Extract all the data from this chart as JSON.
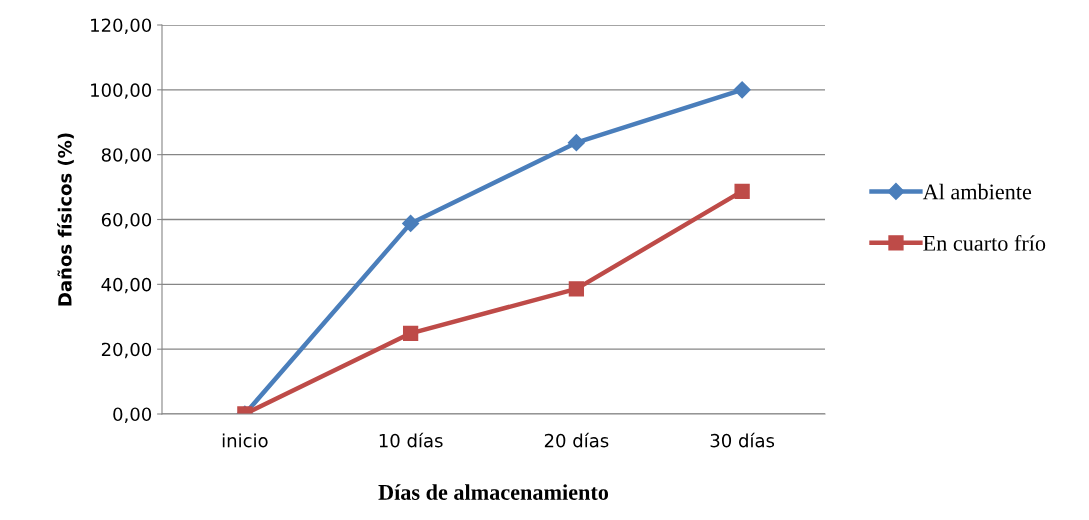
{
  "chart_data": {
    "type": "line",
    "xlabel": "Días de almacenamiento",
    "ylabel": "Daños físicos (%)",
    "categories": [
      "inicio",
      "10 días",
      "20 días",
      "30 días"
    ],
    "series": [
      {
        "name": "Al ambiente",
        "color": "#4a7ebb",
        "marker": "diamond",
        "values": [
          0,
          58.8,
          83.7,
          100
        ]
      },
      {
        "name": "En cuarto frío",
        "color": "#be4b48",
        "marker": "square",
        "values": [
          0,
          24.9,
          38.6,
          68.7
        ]
      }
    ],
    "ylim": [
      0,
      120
    ],
    "yticks": [
      {
        "value": 0,
        "label": "0,00"
      },
      {
        "value": 20,
        "label": "20,00"
      },
      {
        "value": 40,
        "label": "40,00"
      },
      {
        "value": 60,
        "label": "60,00"
      },
      {
        "value": 80,
        "label": "80,00"
      },
      {
        "value": 100,
        "label": "100,00"
      },
      {
        "value": 120,
        "label": "120,00"
      }
    ],
    "grid": "y",
    "legend": "right",
    "line_style": "solid"
  }
}
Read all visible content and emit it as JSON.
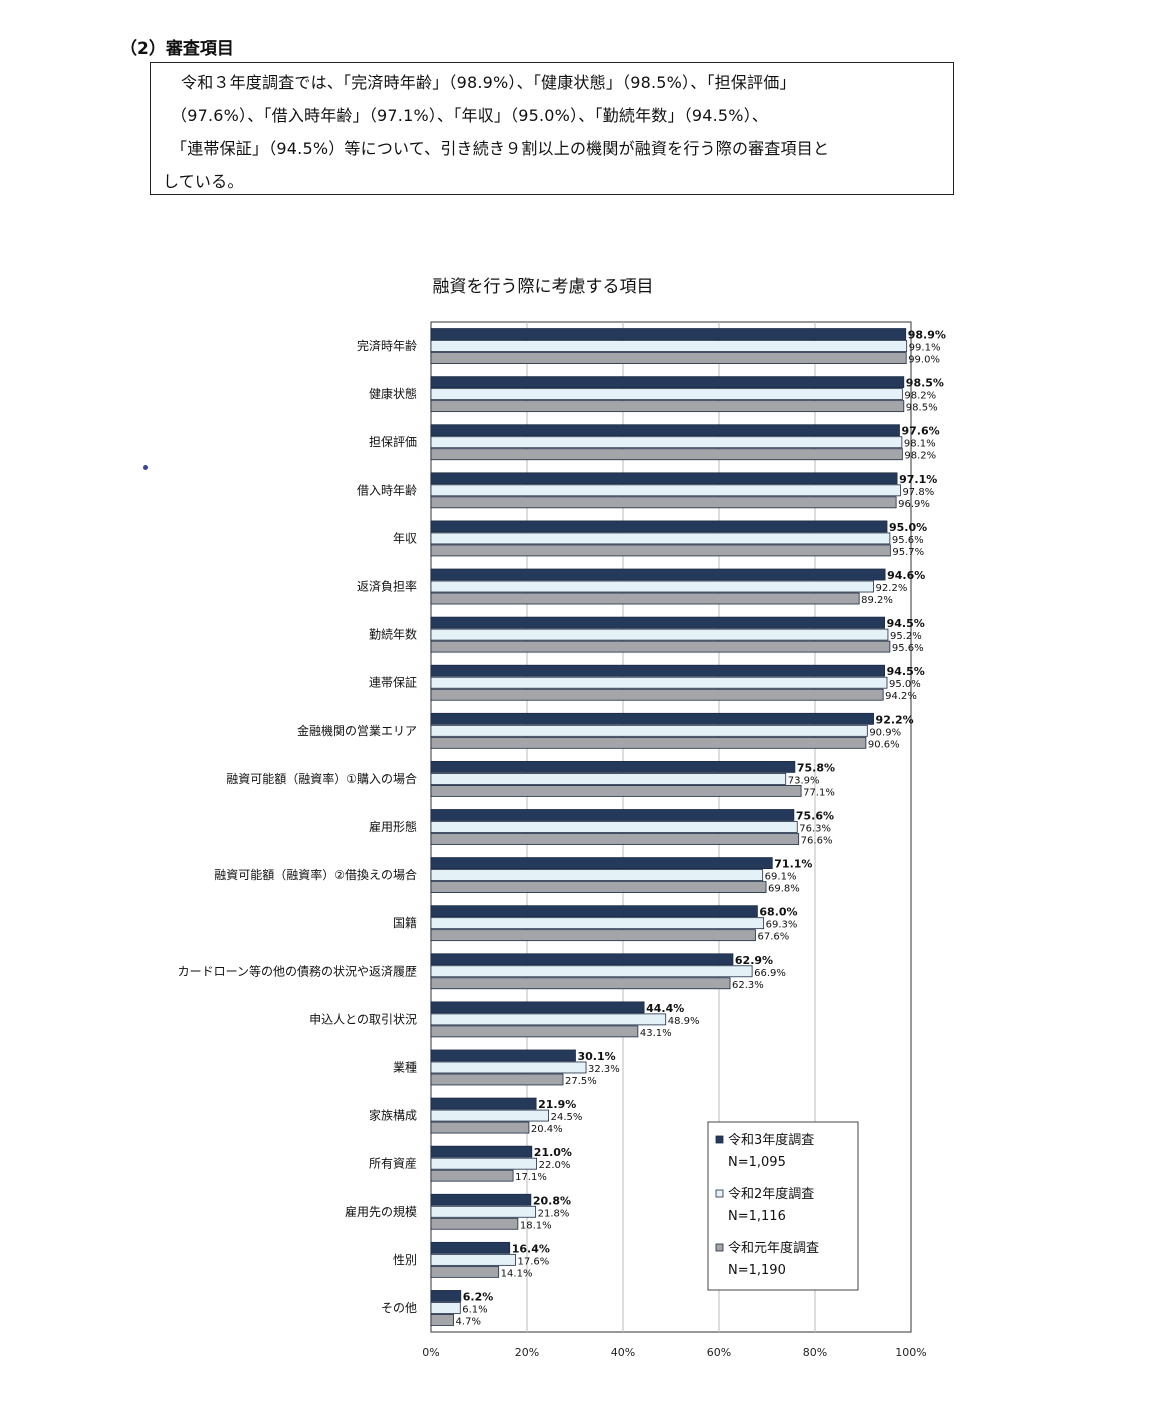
{
  "section": {
    "heading": "（2）審査項目",
    "summary_lines": [
      "令和３年度調査では、「完済時年齢」（98.9%）、「健康状態」（98.5%）、「担保評価」",
      "（97.6%）、「借入時年齢」（97.1%）、「年収」（95.0%）、「勤続年数」（94.5%）、",
      "「連帯保証」（94.5%）等について、引き続き９割以上の機関が融資を行う際の審査項目と",
      "している。"
    ]
  },
  "chart_data": {
    "type": "bar",
    "orientation": "horizontal",
    "title": "融資を行う際に考慮する項目",
    "categories": [
      "完済時年齢",
      "健康状態",
      "担保評価",
      "借入時年齢",
      "年収",
      "返済負担率",
      "勤続年数",
      "連帯保証",
      "金融機関の営業エリア",
      "融資可能額（融資率）①購入の場合",
      "雇用形態",
      "融資可能額（融資率）②借換えの場合",
      "国籍",
      "カードローン等の他の債務の状況や返済履歴",
      "申込人との取引状況",
      "業種",
      "家族構成",
      "所有資産",
      "雇用先の規模",
      "性別",
      "その他"
    ],
    "series": [
      {
        "name": "令和3年度調査",
        "n_label": "N=1,095",
        "color": "#253a5a",
        "values": [
          98.9,
          98.5,
          97.6,
          97.1,
          95.0,
          94.6,
          94.5,
          94.5,
          92.2,
          75.8,
          75.6,
          71.1,
          68.0,
          62.9,
          44.4,
          30.1,
          21.9,
          21.0,
          20.8,
          16.4,
          6.2
        ],
        "labels": [
          "98.9%",
          "98.5%",
          "97.6%",
          "97.1%",
          "95.0%",
          "94.6%",
          "94.5%",
          "94.5%",
          "92.2%",
          "75.8%",
          "75.6%",
          "71.1%",
          "68.0%",
          "62.9%",
          "44.4%",
          "30.1%",
          "21.9%",
          "21.0%",
          "20.8%",
          "16.4%",
          "6.2%"
        ]
      },
      {
        "name": "令和2年度調査",
        "n_label": "N=1,116",
        "color": "#e4f2f8",
        "values": [
          99.1,
          98.2,
          98.1,
          97.8,
          95.6,
          92.2,
          95.2,
          95.0,
          90.9,
          73.9,
          76.3,
          69.1,
          69.3,
          66.9,
          48.9,
          32.3,
          24.5,
          22.0,
          21.8,
          17.6,
          6.1
        ],
        "labels": [
          "99.1%",
          "98.2%",
          "98.1%",
          "97.8%",
          "95.6%",
          "92.2%",
          "95.2%",
          "95.0%",
          "90.9%",
          "73.9%",
          "76.3%",
          "69.1%",
          "69.3%",
          "66.9%",
          "48.9%",
          "32.3%",
          "24.5%",
          "22.0%",
          "21.8%",
          "17.6%",
          "6.1%"
        ]
      },
      {
        "name": "令和元年度調査",
        "n_label": "N=1,190",
        "color": "#a3a5a8",
        "values": [
          99.0,
          98.5,
          98.2,
          96.9,
          95.7,
          89.2,
          95.6,
          94.2,
          90.6,
          77.1,
          76.6,
          69.8,
          67.6,
          62.3,
          43.1,
          27.5,
          20.4,
          17.1,
          18.1,
          14.1,
          4.7
        ],
        "labels": [
          "99.0%",
          "98.5%",
          "98.2%",
          "96.9%",
          "95.7%",
          "89.2%",
          "95.6%",
          "94.2%",
          "90.6%",
          "77.1%",
          "76.6%",
          "69.8%",
          "67.6%",
          "62.3%",
          "43.1%",
          "27.5%",
          "20.4%",
          "17.1%",
          "18.1%",
          "14.1%",
          "4.7%"
        ]
      }
    ],
    "xlim": [
      0,
      100
    ],
    "x_ticks": [
      0,
      20,
      40,
      60,
      80,
      100
    ],
    "x_tick_labels": [
      "0%",
      "20%",
      "40%",
      "60%",
      "80%",
      "100%"
    ],
    "grid": true,
    "legend_position": "bottom-right"
  }
}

────

DIRECTIONS FOR THIS TASK - Make an exact copy of all entries above, dropping the images.

THE COMPLETED TASK -
Extract all the data from this chart as JSON.
{
  "chart_data": {
    "type": "line",
    "xlabel": "Días de almacenamiento",
    "ylabel": "Daños físicos (%)",
    "categories": [
      "inicio",
      "10 días",
      "20 días",
      "30 días"
    ],
    "series": [
      {
        "name": "Al ambiente",
        "color": "#4a7ebb",
        "marker": "diamond",
        "values": [
          0,
          58.8,
          83.7,
          100
        ]
      },
      {
        "name": "En cuarto frío",
        "color": "#be4b48",
        "marker": "square",
        "values": [
          0,
          24.9,
          38.6,
          68.7
        ]
      }
    ],
    "ylim": [
      0,
      120
    ],
    "yticks": [
      {
        "value": 0,
        "label": "0,00"
      },
      {
        "value": 20,
        "label": "20,00"
      },
      {
        "value": 40,
        "label": "40,00"
      },
      {
        "value": 60,
        "label": "60,00"
      },
      {
        "value": 80,
        "label": "80,00"
      },
      {
        "value": 100,
        "label": "100,00"
      },
      {
        "value": 120,
        "label": "120,00"
      }
    ],
    "grid": "y",
    "legend": "right",
    "line_style": "solid"
  }
}
Read all visible content and emit it as JSON.
{
  "section": {
    "heading": "（2）審査項目",
    "summary_lines": [
      "令和３年度調査では、「完済時年齢」（98.9%）、「健康状態」（98.5%）、「担保評価」",
      "（97.6%）、「借入時年齢」（97.1%）、「年収」（95.0%）、「勤続年数」（94.5%）、",
      "「連帯保証」（94.5%）等について、引き続き９割以上の機関が融資を行う際の審査項目と",
      "している。"
    ]
  },
  "chart_data": {
    "type": "bar",
    "orientation": "horizontal",
    "title": "融資を行う際に考慮する項目",
    "categories": [
      "完済時年齢",
      "健康状態",
      "担保評価",
      "借入時年齢",
      "年収",
      "返済負担率",
      "勤続年数",
      "連帯保証",
      "金融機関の営業エリア",
      "融資可能額（融資率）①購入の場合",
      "雇用形態",
      "融資可能額（融資率）②借換えの場合",
      "国籍",
      "カードローン等の他の債務の状況や返済履歴",
      "申込人との取引状況",
      "業種",
      "家族構成",
      "所有資産",
      "雇用先の規模",
      "性別",
      "その他"
    ],
    "series": [
      {
        "name": "令和3年度調査",
        "n_label": "N=1,095",
        "color": "#253a5a",
        "values": [
          98.9,
          98.5,
          97.6,
          97.1,
          95.0,
          94.6,
          94.5,
          94.5,
          92.2,
          75.8,
          75.6,
          71.1,
          68.0,
          62.9,
          44.4,
          30.1,
          21.9,
          21.0,
          20.8,
          16.4,
          6.2
        ],
        "labels": [
          "98.9%",
          "98.5%",
          "97.6%",
          "97.1%",
          "95.0%",
          "94.6%",
          "94.5%",
          "94.5%",
          "92.2%",
          "75.8%",
          "75.6%",
          "71.1%",
          "68.0%",
          "62.9%",
          "44.4%",
          "30.1%",
          "21.9%",
          "21.0%",
          "20.8%",
          "16.4%",
          "6.2%"
        ]
      },
      {
        "name": "令和2年度調査",
        "n_label": "N=1,116",
        "color": "#e4f2f8",
        "values": [
          99.1,
          98.2,
          98.1,
          97.8,
          95.6,
          92.2,
          95.2,
          95.0,
          90.9,
          73.9,
          76.3,
          69.1,
          69.3,
          66.9,
          48.9,
          32.3,
          24.5,
          22.0,
          21.8,
          17.6,
          6.1
        ],
        "labels": [
          "99.1%",
          "98.2%",
          "98.1%",
          "97.8%",
          "95.6%",
          "92.2%",
          "95.2%",
          "95.0%",
          "90.9%",
          "73.9%",
          "76.3%",
          "69.1%",
          "69.3%",
          "66.9%",
          "48.9%",
          "32.3%",
          "24.5%",
          "22.0%",
          "21.8%",
          "17.6%",
          "6.1%"
        ]
      },
      {
        "name": "令和元年度調査",
        "n_label": "N=1,190",
        "color": "#a3a5a8",
        "values": [
          99.0,
          98.5,
          98.2,
          96.9,
          95.7,
          89.2,
          95.6,
          94.2,
          90.6,
          77.1,
          76.6,
          69.8,
          67.6,
          62.3,
          43.1,
          27.5,
          20.4,
          17.1,
          18.1,
          14.1,
          4.7
        ],
        "labels": [
          "99.0%",
          "98.5%",
          "98.2%",
          "96.9%",
          "95.7%",
          "89.2%",
          "95.6%",
          "94.2%",
          "90.6%",
          "77.1%",
          "76.6%",
          "69.8%",
          "67.6%",
          "62.3%",
          "43.1%",
          "27.5%",
          "20.4%",
          "17.1%",
          "18.1%",
          "14.1%",
          "4.7%"
        ]
      }
    ],
    "xlim": [
      0,
      100
    ],
    "x_ticks": [
      0,
      20,
      40,
      60,
      80,
      100
    ],
    "x_tick_labels": [
      "0%",
      "20%",
      "40%",
      "60%",
      "80%",
      "100%"
    ],
    "grid": true,
    "legend_position": "bottom-right"
  }
}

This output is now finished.